▶ _Task to complete_
Take all the material and copy it exactly.
** Start of Record set **
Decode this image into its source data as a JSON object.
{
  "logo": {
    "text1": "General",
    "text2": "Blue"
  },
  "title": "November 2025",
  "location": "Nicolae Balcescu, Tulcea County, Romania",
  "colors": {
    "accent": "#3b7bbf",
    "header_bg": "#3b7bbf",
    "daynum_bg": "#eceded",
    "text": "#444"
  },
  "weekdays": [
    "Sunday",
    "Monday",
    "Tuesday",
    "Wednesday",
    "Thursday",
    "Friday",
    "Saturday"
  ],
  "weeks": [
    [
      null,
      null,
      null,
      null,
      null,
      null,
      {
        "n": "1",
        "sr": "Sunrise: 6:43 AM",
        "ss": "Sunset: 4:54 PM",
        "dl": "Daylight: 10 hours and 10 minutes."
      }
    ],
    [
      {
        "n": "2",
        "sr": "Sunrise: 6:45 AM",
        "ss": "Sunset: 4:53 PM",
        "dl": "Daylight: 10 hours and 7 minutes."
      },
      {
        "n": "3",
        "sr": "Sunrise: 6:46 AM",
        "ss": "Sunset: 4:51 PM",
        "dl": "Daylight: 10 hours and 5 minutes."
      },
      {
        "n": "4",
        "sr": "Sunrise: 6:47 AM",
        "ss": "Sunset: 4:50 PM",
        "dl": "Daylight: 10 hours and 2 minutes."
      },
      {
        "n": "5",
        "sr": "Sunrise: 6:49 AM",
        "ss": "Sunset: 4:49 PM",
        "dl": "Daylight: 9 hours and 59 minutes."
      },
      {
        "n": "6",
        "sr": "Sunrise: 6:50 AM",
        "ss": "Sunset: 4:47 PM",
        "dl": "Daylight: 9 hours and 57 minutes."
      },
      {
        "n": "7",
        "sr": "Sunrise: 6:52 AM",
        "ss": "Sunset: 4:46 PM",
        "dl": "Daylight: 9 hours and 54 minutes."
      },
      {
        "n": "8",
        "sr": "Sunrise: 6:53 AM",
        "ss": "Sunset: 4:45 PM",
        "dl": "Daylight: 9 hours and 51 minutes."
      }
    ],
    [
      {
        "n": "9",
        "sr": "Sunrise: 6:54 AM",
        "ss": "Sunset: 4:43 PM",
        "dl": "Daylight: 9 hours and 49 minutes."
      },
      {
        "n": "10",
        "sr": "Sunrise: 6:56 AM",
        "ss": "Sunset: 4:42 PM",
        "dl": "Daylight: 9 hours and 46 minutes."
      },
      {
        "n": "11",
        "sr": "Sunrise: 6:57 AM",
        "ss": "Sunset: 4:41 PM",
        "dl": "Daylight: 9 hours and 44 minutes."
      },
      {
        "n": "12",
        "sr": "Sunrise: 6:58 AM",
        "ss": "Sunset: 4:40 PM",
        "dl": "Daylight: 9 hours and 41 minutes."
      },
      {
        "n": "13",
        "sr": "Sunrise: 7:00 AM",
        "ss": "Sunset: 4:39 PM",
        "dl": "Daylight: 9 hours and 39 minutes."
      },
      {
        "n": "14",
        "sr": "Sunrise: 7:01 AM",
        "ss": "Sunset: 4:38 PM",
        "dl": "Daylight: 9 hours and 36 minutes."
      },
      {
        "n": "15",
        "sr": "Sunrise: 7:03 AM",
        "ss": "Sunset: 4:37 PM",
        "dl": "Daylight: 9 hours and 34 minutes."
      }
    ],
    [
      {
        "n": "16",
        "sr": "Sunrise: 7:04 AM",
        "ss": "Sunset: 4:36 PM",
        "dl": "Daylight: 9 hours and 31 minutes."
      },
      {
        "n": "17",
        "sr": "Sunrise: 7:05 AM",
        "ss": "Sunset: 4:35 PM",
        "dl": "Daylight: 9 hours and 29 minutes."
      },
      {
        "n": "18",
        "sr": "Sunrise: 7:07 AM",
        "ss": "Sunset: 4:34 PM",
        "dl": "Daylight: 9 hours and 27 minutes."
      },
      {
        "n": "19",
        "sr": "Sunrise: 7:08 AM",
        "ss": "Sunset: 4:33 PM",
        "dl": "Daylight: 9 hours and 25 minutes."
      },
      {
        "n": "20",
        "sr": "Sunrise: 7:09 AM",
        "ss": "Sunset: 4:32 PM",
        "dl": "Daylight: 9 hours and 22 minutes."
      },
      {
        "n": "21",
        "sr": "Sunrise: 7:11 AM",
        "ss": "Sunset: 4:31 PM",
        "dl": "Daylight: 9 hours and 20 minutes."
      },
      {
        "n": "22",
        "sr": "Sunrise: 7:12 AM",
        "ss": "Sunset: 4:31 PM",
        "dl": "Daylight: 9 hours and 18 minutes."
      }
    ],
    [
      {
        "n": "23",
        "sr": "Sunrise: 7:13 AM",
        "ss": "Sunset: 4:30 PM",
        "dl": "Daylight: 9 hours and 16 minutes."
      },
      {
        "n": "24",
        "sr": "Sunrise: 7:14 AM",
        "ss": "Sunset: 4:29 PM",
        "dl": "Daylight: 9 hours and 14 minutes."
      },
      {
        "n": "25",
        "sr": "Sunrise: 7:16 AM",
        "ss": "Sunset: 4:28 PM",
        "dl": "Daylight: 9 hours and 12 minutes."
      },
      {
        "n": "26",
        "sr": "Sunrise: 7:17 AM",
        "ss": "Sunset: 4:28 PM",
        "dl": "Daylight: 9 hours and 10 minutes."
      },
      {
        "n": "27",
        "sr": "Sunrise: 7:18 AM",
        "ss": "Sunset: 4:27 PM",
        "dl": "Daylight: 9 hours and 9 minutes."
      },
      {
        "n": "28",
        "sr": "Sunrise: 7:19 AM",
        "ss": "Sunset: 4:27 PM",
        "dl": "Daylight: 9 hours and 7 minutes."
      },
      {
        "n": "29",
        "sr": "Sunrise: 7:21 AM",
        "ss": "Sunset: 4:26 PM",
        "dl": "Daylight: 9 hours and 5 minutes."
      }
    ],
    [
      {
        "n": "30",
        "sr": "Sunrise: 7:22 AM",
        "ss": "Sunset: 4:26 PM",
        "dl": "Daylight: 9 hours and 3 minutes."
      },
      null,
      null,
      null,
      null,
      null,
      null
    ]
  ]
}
** End of Record set **
▶ _Output_
Decode this image into its source data as a JSON object.
{
  "logo": {
    "text1": "General",
    "text2": "Blue"
  },
  "title": "November 2025",
  "location": "Nicolae Balcescu, Tulcea County, Romania",
  "colors": {
    "accent": "#3b7bbf",
    "header_bg": "#3b7bbf",
    "daynum_bg": "#eceded",
    "text": "#444"
  },
  "weekdays": [
    "Sunday",
    "Monday",
    "Tuesday",
    "Wednesday",
    "Thursday",
    "Friday",
    "Saturday"
  ],
  "weeks": [
    [
      null,
      null,
      null,
      null,
      null,
      null,
      {
        "n": "1",
        "sr": "Sunrise: 6:43 AM",
        "ss": "Sunset: 4:54 PM",
        "dl": "Daylight: 10 hours and 10 minutes."
      }
    ],
    [
      {
        "n": "2",
        "sr": "Sunrise: 6:45 AM",
        "ss": "Sunset: 4:53 PM",
        "dl": "Daylight: 10 hours and 7 minutes."
      },
      {
        "n": "3",
        "sr": "Sunrise: 6:46 AM",
        "ss": "Sunset: 4:51 PM",
        "dl": "Daylight: 10 hours and 5 minutes."
      },
      {
        "n": "4",
        "sr": "Sunrise: 6:47 AM",
        "ss": "Sunset: 4:50 PM",
        "dl": "Daylight: 10 hours and 2 minutes."
      },
      {
        "n": "5",
        "sr": "Sunrise: 6:49 AM",
        "ss": "Sunset: 4:49 PM",
        "dl": "Daylight: 9 hours and 59 minutes."
      },
      {
        "n": "6",
        "sr": "Sunrise: 6:50 AM",
        "ss": "Sunset: 4:47 PM",
        "dl": "Daylight: 9 hours and 57 minutes."
      },
      {
        "n": "7",
        "sr": "Sunrise: 6:52 AM",
        "ss": "Sunset: 4:46 PM",
        "dl": "Daylight: 9 hours and 54 minutes."
      },
      {
        "n": "8",
        "sr": "Sunrise: 6:53 AM",
        "ss": "Sunset: 4:45 PM",
        "dl": "Daylight: 9 hours and 51 minutes."
      }
    ],
    [
      {
        "n": "9",
        "sr": "Sunrise: 6:54 AM",
        "ss": "Sunset: 4:43 PM",
        "dl": "Daylight: 9 hours and 49 minutes."
      },
      {
        "n": "10",
        "sr": "Sunrise: 6:56 AM",
        "ss": "Sunset: 4:42 PM",
        "dl": "Daylight: 9 hours and 46 minutes."
      },
      {
        "n": "11",
        "sr": "Sunrise: 6:57 AM",
        "ss": "Sunset: 4:41 PM",
        "dl": "Daylight: 9 hours and 44 minutes."
      },
      {
        "n": "12",
        "sr": "Sunrise: 6:58 AM",
        "ss": "Sunset: 4:40 PM",
        "dl": "Daylight: 9 hours and 41 minutes."
      },
      {
        "n": "13",
        "sr": "Sunrise: 7:00 AM",
        "ss": "Sunset: 4:39 PM",
        "dl": "Daylight: 9 hours and 39 minutes."
      },
      {
        "n": "14",
        "sr": "Sunrise: 7:01 AM",
        "ss": "Sunset: 4:38 PM",
        "dl": "Daylight: 9 hours and 36 minutes."
      },
      {
        "n": "15",
        "sr": "Sunrise: 7:03 AM",
        "ss": "Sunset: 4:37 PM",
        "dl": "Daylight: 9 hours and 34 minutes."
      }
    ],
    [
      {
        "n": "16",
        "sr": "Sunrise: 7:04 AM",
        "ss": "Sunset: 4:36 PM",
        "dl": "Daylight: 9 hours and 31 minutes."
      },
      {
        "n": "17",
        "sr": "Sunrise: 7:05 AM",
        "ss": "Sunset: 4:35 PM",
        "dl": "Daylight: 9 hours and 29 minutes."
      },
      {
        "n": "18",
        "sr": "Sunrise: 7:07 AM",
        "ss": "Sunset: 4:34 PM",
        "dl": "Daylight: 9 hours and 27 minutes."
      },
      {
        "n": "19",
        "sr": "Sunrise: 7:08 AM",
        "ss": "Sunset: 4:33 PM",
        "dl": "Daylight: 9 hours and 25 minutes."
      },
      {
        "n": "20",
        "sr": "Sunrise: 7:09 AM",
        "ss": "Sunset: 4:32 PM",
        "dl": "Daylight: 9 hours and 22 minutes."
      },
      {
        "n": "21",
        "sr": "Sunrise: 7:11 AM",
        "ss": "Sunset: 4:31 PM",
        "dl": "Daylight: 9 hours and 20 minutes."
      },
      {
        "n": "22",
        "sr": "Sunrise: 7:12 AM",
        "ss": "Sunset: 4:31 PM",
        "dl": "Daylight: 9 hours and 18 minutes."
      }
    ],
    [
      {
        "n": "23",
        "sr": "Sunrise: 7:13 AM",
        "ss": "Sunset: 4:30 PM",
        "dl": "Daylight: 9 hours and 16 minutes."
      },
      {
        "n": "24",
        "sr": "Sunrise: 7:14 AM",
        "ss": "Sunset: 4:29 PM",
        "dl": "Daylight: 9 hours and 14 minutes."
      },
      {
        "n": "25",
        "sr": "Sunrise: 7:16 AM",
        "ss": "Sunset: 4:28 PM",
        "dl": "Daylight: 9 hours and 12 minutes."
      },
      {
        "n": "26",
        "sr": "Sunrise: 7:17 AM",
        "ss": "Sunset: 4:28 PM",
        "dl": "Daylight: 9 hours and 10 minutes."
      },
      {
        "n": "27",
        "sr": "Sunrise: 7:18 AM",
        "ss": "Sunset: 4:27 PM",
        "dl": "Daylight: 9 hours and 9 minutes."
      },
      {
        "n": "28",
        "sr": "Sunrise: 7:19 AM",
        "ss": "Sunset: 4:27 PM",
        "dl": "Daylight: 9 hours and 7 minutes."
      },
      {
        "n": "29",
        "sr": "Sunrise: 7:21 AM",
        "ss": "Sunset: 4:26 PM",
        "dl": "Daylight: 9 hours and 5 minutes."
      }
    ],
    [
      {
        "n": "30",
        "sr": "Sunrise: 7:22 AM",
        "ss": "Sunset: 4:26 PM",
        "dl": "Daylight: 9 hours and 3 minutes."
      },
      null,
      null,
      null,
      null,
      null,
      null
    ]
  ]
}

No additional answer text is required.